● EXERCISE GOAL
In the listing below, locate the lines that hold "Bacallà" and copy them.

──────── SOURCE DATA

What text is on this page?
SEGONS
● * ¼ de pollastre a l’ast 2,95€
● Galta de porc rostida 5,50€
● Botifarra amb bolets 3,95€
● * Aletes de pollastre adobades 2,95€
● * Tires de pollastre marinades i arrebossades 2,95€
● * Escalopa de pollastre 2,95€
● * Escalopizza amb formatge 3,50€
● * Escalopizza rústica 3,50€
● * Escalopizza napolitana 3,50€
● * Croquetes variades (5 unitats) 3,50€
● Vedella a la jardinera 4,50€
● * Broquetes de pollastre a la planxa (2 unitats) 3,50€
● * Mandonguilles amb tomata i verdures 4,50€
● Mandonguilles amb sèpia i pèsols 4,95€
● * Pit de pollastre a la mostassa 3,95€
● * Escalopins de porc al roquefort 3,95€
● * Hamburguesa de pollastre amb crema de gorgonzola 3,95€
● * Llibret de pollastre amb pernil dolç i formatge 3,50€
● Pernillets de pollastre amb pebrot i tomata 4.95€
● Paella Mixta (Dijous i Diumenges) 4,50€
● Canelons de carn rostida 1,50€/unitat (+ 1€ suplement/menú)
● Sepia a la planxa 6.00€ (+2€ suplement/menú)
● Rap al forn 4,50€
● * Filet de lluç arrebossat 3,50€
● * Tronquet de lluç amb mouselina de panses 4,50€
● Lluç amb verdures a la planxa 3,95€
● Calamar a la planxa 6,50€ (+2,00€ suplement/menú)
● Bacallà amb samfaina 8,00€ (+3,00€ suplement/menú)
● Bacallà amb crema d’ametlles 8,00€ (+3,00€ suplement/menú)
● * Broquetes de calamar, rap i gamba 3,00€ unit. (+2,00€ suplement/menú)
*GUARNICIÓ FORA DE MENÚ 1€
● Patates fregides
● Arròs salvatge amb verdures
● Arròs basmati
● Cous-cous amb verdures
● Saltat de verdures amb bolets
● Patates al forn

────────────────
──────── SOURCE DATA

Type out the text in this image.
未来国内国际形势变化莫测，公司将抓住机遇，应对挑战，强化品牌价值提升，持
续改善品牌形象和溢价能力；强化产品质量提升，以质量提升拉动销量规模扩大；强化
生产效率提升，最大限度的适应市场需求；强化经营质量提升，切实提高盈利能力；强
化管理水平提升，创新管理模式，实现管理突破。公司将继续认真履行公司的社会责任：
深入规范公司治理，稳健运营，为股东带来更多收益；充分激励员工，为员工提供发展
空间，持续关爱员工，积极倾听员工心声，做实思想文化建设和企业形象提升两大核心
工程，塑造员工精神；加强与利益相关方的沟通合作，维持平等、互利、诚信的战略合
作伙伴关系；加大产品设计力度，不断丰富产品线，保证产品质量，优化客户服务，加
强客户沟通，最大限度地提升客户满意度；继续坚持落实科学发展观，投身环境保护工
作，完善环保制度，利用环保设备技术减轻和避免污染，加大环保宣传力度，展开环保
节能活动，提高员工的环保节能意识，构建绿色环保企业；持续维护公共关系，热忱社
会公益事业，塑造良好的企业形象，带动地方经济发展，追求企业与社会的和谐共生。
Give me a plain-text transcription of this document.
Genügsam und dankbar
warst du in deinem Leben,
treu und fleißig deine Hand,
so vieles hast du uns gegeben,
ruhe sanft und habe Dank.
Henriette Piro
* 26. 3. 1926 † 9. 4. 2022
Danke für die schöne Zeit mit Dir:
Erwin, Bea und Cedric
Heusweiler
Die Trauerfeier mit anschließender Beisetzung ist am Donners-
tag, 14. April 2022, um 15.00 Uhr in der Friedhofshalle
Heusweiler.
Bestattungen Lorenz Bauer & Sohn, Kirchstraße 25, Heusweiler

────────────────
──────── SOURCE DATA

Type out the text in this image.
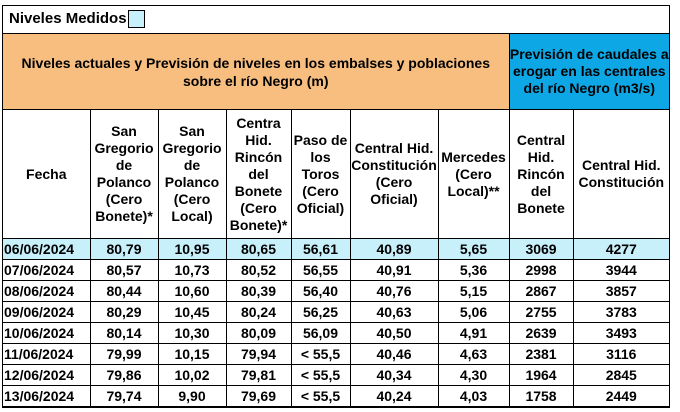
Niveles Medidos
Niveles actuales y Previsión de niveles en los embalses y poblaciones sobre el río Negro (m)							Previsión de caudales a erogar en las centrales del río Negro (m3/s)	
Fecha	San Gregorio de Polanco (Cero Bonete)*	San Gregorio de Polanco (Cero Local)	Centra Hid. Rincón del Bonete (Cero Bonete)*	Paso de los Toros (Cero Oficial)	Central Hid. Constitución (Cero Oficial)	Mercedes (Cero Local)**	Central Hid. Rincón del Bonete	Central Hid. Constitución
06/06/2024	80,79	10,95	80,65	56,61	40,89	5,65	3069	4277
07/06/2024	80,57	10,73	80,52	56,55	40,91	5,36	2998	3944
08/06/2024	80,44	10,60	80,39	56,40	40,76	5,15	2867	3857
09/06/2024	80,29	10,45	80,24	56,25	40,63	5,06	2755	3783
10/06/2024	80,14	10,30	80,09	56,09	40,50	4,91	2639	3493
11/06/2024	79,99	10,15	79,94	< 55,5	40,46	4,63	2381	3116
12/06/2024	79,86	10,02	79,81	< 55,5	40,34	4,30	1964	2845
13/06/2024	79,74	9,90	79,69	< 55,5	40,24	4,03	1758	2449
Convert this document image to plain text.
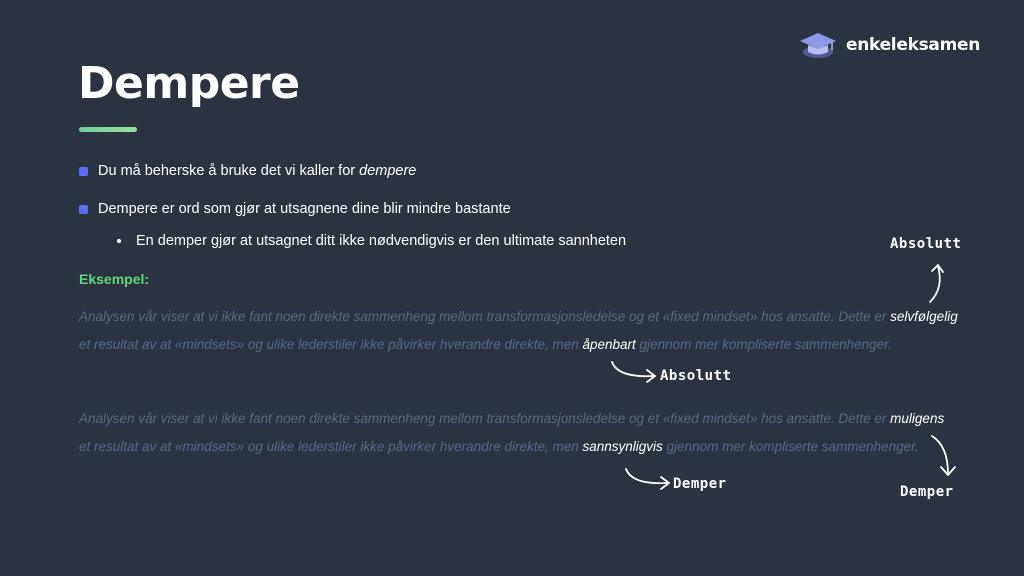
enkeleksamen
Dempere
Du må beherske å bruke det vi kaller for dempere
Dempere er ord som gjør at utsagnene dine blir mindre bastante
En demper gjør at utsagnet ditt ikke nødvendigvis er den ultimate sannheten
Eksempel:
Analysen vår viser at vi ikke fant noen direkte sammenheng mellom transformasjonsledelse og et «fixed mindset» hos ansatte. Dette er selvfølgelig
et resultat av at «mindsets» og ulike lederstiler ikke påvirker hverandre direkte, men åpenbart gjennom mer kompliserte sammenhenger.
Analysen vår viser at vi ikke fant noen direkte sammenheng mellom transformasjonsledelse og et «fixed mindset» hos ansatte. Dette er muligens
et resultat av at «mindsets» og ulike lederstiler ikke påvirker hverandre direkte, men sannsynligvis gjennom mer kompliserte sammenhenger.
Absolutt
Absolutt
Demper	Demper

────────────────

● TASK ANSWER
● Bacallà amb samfaina 8,00€ (+3,00€ suplement/menú)
● Bacallà amb crema d’ametlles 8,00€ (+3,00€ suplement/menú)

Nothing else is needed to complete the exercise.